- [What you will do]
Quote the listing below in its entirety.

- [Given records]
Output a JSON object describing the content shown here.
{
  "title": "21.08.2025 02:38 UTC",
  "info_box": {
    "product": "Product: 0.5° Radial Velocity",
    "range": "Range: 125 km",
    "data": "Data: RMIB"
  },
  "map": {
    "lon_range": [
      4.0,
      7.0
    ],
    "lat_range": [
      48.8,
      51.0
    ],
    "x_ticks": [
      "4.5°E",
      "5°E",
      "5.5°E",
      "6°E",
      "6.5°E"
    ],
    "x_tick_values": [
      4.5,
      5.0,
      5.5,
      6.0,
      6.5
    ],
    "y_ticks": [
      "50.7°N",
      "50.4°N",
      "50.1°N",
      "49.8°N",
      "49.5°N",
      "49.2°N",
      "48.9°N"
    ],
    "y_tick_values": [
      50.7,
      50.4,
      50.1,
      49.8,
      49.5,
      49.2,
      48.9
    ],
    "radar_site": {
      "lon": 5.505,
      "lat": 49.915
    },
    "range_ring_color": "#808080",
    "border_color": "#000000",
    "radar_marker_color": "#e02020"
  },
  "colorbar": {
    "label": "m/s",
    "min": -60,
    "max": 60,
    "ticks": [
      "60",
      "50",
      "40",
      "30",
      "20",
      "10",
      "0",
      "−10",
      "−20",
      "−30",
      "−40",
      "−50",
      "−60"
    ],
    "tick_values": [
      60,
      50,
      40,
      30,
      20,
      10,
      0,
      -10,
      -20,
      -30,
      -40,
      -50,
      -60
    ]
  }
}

- [Finished answer]
Output a JSON object describing the content shown here.
{
  "title": "21.08.2025 02:38 UTC",
  "info_box": {
    "product": "Product: 0.5° Radial Velocity",
    "range": "Range: 125 km",
    "data": "Data: RMIB"
  },
  "map": {
    "lon_range": [
      4.0,
      7.0
    ],
    "lat_range": [
      48.8,
      51.0
    ],
    "x_ticks": [
      "4.5°E",
      "5°E",
      "5.5°E",
      "6°E",
      "6.5°E"
    ],
    "x_tick_values": [
      4.5,
      5.0,
      5.5,
      6.0,
      6.5
    ],
    "y_ticks": [
      "50.7°N",
      "50.4°N",
      "50.1°N",
      "49.8°N",
      "49.5°N",
      "49.2°N",
      "48.9°N"
    ],
    "y_tick_values": [
      50.7,
      50.4,
      50.1,
      49.8,
      49.5,
      49.2,
      48.9
    ],
    "radar_site": {
      "lon": 5.505,
      "lat": 49.915
    },
    "range_ring_color": "#808080",
    "border_color": "#000000",
    "radar_marker_color": "#e02020"
  },
  "colorbar": {
    "label": "m/s",
    "min": -60,
    "max": 60,
    "ticks": [
      "60",
      "50",
      "40",
      "30",
      "20",
      "10",
      "0",
      "−10",
      "−20",
      "−30",
      "−40",
      "−50",
      "−60"
    ],
    "tick_values": [
      60,
      50,
      40,
      30,
      20,
      10,
      0,
      -10,
      -20,
      -30,
      -40,
      -50,
      -60
    ]
  }
}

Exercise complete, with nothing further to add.